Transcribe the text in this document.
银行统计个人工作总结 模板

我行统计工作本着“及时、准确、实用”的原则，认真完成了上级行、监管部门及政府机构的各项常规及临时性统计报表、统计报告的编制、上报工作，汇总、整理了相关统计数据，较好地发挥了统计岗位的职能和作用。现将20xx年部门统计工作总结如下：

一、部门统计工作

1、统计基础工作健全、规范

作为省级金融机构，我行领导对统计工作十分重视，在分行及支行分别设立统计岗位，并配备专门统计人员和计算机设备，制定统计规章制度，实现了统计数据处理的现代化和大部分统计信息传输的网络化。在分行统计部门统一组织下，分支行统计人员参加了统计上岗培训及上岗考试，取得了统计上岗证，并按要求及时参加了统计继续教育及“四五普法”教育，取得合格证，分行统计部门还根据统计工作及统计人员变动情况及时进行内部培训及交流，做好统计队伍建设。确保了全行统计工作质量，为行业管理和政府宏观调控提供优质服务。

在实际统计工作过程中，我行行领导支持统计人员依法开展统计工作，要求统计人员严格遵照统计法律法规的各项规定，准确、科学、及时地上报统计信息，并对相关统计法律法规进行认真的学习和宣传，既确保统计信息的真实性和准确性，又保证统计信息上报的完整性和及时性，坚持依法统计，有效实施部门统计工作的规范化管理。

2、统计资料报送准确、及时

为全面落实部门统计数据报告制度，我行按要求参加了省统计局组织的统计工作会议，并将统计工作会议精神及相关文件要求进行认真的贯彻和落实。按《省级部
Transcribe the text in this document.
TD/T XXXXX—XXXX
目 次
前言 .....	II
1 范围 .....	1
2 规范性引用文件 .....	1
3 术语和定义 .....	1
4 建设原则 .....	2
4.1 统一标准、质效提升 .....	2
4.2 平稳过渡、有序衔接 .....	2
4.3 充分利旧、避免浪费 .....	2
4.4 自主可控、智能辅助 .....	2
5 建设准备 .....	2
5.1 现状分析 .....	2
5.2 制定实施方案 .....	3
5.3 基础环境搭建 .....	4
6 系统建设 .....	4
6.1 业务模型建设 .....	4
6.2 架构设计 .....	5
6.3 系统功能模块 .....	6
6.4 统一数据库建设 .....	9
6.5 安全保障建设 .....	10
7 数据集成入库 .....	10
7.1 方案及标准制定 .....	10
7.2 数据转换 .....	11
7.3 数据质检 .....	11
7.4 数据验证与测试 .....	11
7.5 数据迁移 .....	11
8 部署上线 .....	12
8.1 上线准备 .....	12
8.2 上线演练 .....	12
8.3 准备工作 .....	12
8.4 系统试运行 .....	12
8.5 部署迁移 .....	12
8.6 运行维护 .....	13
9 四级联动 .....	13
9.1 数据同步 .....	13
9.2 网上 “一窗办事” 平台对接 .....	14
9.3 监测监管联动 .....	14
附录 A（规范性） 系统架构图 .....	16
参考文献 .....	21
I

---

__Given problem__: Exact copies of all the records are required.

__Solution for this task__:
Transcribe the text in this document.
银行统计个人工作总结 模板

我行统计工作本着“及时、准确、实用”的原则，认真完成了上级行、监管部门及政府机构的各项常规及临时性统计报表、统计报告的编制、上报工作，汇总、整理了相关统计数据，较好地发挥了统计岗位的职能和作用。现将20xx年部门统计工作总结如下：

一、部门统计工作

1、统计基础工作健全、规范

作为省级金融机构，我行领导对统计工作十分重视，在分行及支行分别设立统计岗位，并配备专门统计人员和计算机设备，制定统计规章制度，实现了统计数据处理的现代化和大部分统计信息传输的网络化。在分行统计部门统一组织下，分支行统计人员参加了统计上岗培训及上岗考试，取得了统计上岗证，并按要求及时参加了统计继续教育及“四五普法”教育，取得合格证，分行统计部门还根据统计工作及统计人员变动情况及时进行内部培训及交流，做好统计队伍建设。确保了全行统计工作质量，为行业管理和政府宏观调控提供优质服务。

在实际统计工作过程中，我行行领导支持统计人员依法开展统计工作，要求统计人员严格遵照统计法律法规的各项规定，准确、科学、及时地上报统计信息，并对相关统计法律法规进行认真的学习和宣传，既确保统计信息的真实性和准确性，又保证统计信息上报的完整性和及时性，坚持依法统计，有效实施部门统计工作的规范化管理。

2、统计资料报送准确、及时

为全面落实部门统计数据报告制度，我行按要求参加了省统计局组织的统计工作会议，并将统计工作会议精神及相关文件要求进行认真的贯彻和落实。按《省级部
Transcribe the text in this document.
TD/T XXXXX—XXXX
目 次
前言 .....	II
1 范围 .....	1
2 规范性引用文件 .....	1
3 术语和定义 .....	1
4 建设原则 .....	2
4.1 统一标准、质效提升 .....	2
4.2 平稳过渡、有序衔接 .....	2
4.3 充分利旧、避免浪费 .....	2
4.4 自主可控、智能辅助 .....	2
5 建设准备 .....	2
5.1 现状分析 .....	2
5.2 制定实施方案 .....	3
5.3 基础环境搭建 .....	4
6 系统建设 .....	4
6.1 业务模型建设 .....	4
6.2 架构设计 .....	5
6.3 系统功能模块 .....	6
6.4 统一数据库建设 .....	9
6.5 安全保障建设 .....	10
7 数据集成入库 .....	10
7.1 方案及标准制定 .....	10
7.2 数据转换 .....	11
7.3 数据质检 .....	11
7.4 数据验证与测试 .....	11
7.5 数据迁移 .....	11
8 部署上线 .....	12
8.1 上线准备 .....	12
8.2 上线演练 .....	12
8.3 准备工作 .....	12
8.4 系统试运行 .....	12
8.5 部署迁移 .....	12
8.6 运行维护 .....	13
9 四级联动 .....	13
9.1 数据同步 .....	13
9.2 网上 “一窗办事” 平台对接 .....	14
9.3 监测监管联动 .....	14
附录 A（规范性） 系统架构图 .....	16
参考文献 .....	21
I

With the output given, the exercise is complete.